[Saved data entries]
>> START

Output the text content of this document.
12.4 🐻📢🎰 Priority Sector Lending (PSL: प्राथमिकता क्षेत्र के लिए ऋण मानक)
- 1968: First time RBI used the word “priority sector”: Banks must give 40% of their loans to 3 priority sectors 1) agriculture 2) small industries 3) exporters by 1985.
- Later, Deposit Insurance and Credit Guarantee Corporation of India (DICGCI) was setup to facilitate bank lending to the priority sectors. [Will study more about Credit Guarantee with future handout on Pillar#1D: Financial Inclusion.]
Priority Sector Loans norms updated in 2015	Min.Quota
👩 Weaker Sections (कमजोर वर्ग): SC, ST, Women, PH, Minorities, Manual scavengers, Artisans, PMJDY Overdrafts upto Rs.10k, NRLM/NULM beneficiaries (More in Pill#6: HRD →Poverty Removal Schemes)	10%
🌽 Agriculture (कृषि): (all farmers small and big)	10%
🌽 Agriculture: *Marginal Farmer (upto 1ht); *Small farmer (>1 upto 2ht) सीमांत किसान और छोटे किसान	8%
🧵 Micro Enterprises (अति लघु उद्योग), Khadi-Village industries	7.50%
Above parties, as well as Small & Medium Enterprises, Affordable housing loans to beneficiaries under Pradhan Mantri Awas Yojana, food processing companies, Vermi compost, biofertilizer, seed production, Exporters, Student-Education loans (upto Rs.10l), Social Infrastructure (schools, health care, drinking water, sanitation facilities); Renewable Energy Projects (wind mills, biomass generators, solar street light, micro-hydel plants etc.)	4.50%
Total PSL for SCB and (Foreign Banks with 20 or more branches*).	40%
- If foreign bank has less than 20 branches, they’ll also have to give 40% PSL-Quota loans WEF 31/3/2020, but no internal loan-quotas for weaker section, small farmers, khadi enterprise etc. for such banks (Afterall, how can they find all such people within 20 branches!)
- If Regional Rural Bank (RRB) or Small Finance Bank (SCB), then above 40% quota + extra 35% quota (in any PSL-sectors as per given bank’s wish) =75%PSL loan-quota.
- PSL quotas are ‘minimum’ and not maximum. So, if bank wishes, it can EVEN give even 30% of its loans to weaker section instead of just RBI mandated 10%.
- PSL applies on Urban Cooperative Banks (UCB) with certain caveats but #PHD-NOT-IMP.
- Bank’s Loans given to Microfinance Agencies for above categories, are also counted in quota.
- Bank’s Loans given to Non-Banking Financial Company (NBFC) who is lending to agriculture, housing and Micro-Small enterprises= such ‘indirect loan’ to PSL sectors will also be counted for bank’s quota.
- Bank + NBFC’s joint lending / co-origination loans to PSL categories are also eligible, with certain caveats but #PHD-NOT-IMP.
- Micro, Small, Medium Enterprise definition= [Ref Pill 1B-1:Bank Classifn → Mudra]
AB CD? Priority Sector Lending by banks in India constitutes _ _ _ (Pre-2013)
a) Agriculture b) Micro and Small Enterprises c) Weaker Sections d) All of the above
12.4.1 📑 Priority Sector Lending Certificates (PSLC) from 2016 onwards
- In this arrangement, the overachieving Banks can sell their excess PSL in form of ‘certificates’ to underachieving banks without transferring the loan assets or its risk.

>> END

WRITTEN TASK:
Using the material above, print every entry exactly as written.

ANSWER BELOW:
Output the text content of this document.
12.4 🐻📢🎰 Priority Sector Lending (PSL: प्राथमिकता क्षेत्र के लिए ऋण मानक)
- 1968: First time RBI used the word “priority sector”: Banks must give 40% of their loans to 3 priority sectors 1) agriculture 2) small industries 3) exporters by 1985.
- Later, Deposit Insurance and Credit Guarantee Corporation of India (DICGCI) was setup to facilitate bank lending to the priority sectors. [Will study more about Credit Guarantee with future handout on Pillar#1D: Financial Inclusion.]
Priority Sector Loans norms updated in 2015	Min.Quota
👩 Weaker Sections (कमजोर वर्ग): SC, ST, Women, PH, Minorities, Manual scavengers, Artisans, PMJDY Overdrafts upto Rs.10k, NRLM/NULM beneficiaries (More in Pill#6: HRD →Poverty Removal Schemes)	10%
🌽 Agriculture (कृषि): (all farmers small and big)	10%
🌽 Agriculture: *Marginal Farmer (upto 1ht); *Small farmer (>1 upto 2ht) सीमांत किसान और छोटे किसान	8%
🧵 Micro Enterprises (अति लघु उद्योग), Khadi-Village industries	7.50%
Above parties, as well as Small & Medium Enterprises, Affordable housing loans to beneficiaries under Pradhan Mantri Awas Yojana, food processing companies, Vermi compost, biofertilizer, seed production, Exporters, Student-Education loans (upto Rs.10l), Social Infrastructure (schools, health care, drinking water, sanitation facilities); Renewable Energy Projects (wind mills, biomass generators, solar street light, micro-hydel plants etc.)	4.50%
Total PSL for SCB and (Foreign Banks with 20 or more branches*).	40%
- If foreign bank has less than 20 branches, they’ll also have to give 40% PSL-Quota loans WEF 31/3/2020, but no internal loan-quotas for weaker section, small farmers, khadi enterprise etc. for such banks (Afterall, how can they find all such people within 20 branches!)
- If Regional Rural Bank (RRB) or Small Finance Bank (SCB), then above 40% quota + extra 35% quota (in any PSL-sectors as per given bank’s wish) =75%PSL loan-quota.
- PSL quotas are ‘minimum’ and not maximum. So, if bank wishes, it can EVEN give even 30% of its loans to weaker section instead of just RBI mandated 10%.
- PSL applies on Urban Cooperative Banks (UCB) with certain caveats but #PHD-NOT-IMP.
- Bank’s Loans given to Microfinance Agencies for above categories, are also counted in quota.
- Bank’s Loans given to Non-Banking Financial Company (NBFC) who is lending to agriculture, housing and Micro-Small enterprises= such ‘indirect loan’ to PSL sectors will also be counted for bank’s quota.
- Bank + NBFC’s joint lending / co-origination loans to PSL categories are also eligible, with certain caveats but #PHD-NOT-IMP.
- Micro, Small, Medium Enterprise definition= [Ref Pill 1B-1:Bank Classifn → Mudra]
AB CD? Priority Sector Lending by banks in India constitutes _ _ _ (Pre-2013)
a) Agriculture b) Micro and Small Enterprises c) Weaker Sections d) All of the above
12.4.1 📑 Priority Sector Lending Certificates (PSLC) from 2016 onwards
- In this arrangement, the overachieving Banks can sell their excess PSL in form of ‘certificates’ to underachieving banks without transferring the loan assets or its risk.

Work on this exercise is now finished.